:: Data excerpts ::
>>>

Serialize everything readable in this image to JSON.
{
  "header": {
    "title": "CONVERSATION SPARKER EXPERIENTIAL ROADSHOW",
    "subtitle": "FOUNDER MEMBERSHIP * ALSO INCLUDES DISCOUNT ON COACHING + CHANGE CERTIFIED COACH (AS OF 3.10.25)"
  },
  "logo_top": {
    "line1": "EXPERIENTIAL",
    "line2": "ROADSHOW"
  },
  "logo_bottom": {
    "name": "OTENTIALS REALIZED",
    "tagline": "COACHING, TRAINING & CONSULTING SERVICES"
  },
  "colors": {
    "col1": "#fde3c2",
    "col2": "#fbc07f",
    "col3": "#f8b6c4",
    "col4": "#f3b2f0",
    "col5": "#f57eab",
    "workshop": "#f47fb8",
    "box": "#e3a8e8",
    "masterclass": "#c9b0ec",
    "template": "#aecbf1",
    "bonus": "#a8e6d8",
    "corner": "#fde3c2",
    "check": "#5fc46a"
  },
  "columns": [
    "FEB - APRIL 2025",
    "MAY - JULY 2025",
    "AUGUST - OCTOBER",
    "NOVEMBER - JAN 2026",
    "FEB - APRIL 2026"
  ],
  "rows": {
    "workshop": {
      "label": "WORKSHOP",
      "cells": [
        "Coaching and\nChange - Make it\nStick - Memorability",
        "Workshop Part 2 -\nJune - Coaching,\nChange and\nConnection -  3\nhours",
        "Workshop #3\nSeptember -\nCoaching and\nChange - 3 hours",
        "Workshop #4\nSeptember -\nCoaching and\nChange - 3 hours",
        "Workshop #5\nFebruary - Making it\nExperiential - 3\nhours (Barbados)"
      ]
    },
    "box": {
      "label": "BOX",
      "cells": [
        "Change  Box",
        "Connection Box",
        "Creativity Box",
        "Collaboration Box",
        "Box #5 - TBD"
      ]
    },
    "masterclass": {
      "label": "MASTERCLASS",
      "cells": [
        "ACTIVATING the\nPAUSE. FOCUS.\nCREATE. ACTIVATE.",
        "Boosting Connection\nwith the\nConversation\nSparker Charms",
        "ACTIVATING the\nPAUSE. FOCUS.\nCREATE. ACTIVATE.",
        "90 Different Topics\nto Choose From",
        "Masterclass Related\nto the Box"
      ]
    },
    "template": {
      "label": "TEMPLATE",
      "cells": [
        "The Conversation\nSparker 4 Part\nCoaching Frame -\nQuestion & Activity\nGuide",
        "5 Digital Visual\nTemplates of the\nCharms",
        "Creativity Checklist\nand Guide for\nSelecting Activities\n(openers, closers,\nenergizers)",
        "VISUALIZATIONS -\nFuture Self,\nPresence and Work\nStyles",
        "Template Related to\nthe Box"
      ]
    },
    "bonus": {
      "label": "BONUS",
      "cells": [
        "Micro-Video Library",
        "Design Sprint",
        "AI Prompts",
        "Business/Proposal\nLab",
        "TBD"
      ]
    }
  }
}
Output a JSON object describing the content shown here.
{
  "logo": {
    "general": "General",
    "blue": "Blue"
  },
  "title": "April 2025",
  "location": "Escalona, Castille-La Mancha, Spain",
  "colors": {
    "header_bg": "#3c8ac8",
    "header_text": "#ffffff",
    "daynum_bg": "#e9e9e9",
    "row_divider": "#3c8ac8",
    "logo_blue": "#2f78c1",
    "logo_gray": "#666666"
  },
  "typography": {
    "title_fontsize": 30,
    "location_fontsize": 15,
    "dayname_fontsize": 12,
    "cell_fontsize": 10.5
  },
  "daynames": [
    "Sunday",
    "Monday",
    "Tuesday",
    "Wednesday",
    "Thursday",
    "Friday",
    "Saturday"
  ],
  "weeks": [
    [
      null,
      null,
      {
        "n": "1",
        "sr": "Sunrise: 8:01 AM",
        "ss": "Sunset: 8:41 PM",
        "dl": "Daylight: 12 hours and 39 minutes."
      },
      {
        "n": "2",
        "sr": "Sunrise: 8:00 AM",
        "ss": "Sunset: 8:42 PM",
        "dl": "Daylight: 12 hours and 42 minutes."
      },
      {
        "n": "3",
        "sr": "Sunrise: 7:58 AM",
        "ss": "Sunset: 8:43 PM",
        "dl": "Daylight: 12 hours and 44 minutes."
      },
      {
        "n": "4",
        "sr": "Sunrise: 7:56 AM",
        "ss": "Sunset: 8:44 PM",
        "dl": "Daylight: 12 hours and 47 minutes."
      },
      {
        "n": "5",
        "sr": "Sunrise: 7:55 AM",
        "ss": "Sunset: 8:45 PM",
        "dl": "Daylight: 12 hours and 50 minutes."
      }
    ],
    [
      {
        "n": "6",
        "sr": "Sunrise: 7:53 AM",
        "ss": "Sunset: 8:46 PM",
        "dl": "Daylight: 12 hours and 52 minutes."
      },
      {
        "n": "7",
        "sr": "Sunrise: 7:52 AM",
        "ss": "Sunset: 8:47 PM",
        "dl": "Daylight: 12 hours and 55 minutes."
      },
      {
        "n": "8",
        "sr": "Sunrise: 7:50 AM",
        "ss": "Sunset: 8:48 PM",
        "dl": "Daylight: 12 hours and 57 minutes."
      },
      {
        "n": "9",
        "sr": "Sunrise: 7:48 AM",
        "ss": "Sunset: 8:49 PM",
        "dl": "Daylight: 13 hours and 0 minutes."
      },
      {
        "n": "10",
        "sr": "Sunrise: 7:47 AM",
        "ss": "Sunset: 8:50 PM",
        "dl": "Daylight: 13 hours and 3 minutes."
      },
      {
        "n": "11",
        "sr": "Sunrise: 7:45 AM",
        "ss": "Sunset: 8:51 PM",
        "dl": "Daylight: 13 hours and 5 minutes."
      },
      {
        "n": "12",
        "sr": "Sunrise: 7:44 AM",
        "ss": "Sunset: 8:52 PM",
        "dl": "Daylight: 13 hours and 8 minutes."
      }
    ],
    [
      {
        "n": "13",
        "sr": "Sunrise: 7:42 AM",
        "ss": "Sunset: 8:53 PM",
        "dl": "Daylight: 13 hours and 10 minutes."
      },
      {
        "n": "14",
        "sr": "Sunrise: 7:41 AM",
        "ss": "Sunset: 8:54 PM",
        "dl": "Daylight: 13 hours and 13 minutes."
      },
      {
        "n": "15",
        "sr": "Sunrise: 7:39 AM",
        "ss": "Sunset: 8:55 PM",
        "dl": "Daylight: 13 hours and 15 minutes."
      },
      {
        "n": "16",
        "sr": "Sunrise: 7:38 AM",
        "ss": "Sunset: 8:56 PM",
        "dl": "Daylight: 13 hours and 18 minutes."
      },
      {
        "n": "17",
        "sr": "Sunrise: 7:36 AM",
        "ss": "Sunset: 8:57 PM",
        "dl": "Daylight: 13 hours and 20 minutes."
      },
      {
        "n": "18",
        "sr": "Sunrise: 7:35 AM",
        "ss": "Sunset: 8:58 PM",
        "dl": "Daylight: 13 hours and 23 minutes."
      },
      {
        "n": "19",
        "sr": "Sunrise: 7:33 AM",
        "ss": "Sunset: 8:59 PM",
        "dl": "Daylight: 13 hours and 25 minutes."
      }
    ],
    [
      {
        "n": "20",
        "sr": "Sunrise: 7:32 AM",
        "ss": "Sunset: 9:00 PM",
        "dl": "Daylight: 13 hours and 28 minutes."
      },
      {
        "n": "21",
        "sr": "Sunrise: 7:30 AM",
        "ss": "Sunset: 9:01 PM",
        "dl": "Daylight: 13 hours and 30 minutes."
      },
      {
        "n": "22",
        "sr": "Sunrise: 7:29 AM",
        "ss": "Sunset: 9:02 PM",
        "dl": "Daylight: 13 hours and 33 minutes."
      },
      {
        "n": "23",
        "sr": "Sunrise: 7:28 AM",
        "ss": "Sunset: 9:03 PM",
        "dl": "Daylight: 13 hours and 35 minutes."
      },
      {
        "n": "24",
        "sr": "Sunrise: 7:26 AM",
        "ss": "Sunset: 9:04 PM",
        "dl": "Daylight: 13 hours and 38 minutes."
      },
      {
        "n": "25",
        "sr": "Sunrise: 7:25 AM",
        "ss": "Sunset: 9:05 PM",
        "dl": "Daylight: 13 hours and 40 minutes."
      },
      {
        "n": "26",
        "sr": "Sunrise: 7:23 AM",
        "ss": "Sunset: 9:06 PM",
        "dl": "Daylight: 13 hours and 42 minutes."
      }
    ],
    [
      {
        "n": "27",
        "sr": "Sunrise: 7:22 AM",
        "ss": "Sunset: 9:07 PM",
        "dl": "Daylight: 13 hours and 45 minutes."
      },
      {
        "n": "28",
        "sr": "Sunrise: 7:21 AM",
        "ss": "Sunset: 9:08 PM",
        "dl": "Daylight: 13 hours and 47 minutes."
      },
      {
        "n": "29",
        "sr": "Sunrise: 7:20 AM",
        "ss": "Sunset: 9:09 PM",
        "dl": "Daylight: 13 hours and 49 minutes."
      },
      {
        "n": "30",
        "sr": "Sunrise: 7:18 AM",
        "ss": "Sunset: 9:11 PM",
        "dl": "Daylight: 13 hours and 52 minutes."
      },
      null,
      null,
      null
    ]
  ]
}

<<<

:: What you have to do ::
Return every line above that contains the word "nSparker".

:: Full answer ::
        "Boosting Connection\nwith the\nConversation\nSparker Charms",
        "The Conversation\nSparker 4 Part\nCoaching Frame -\nQuestion & Activity\nGuide",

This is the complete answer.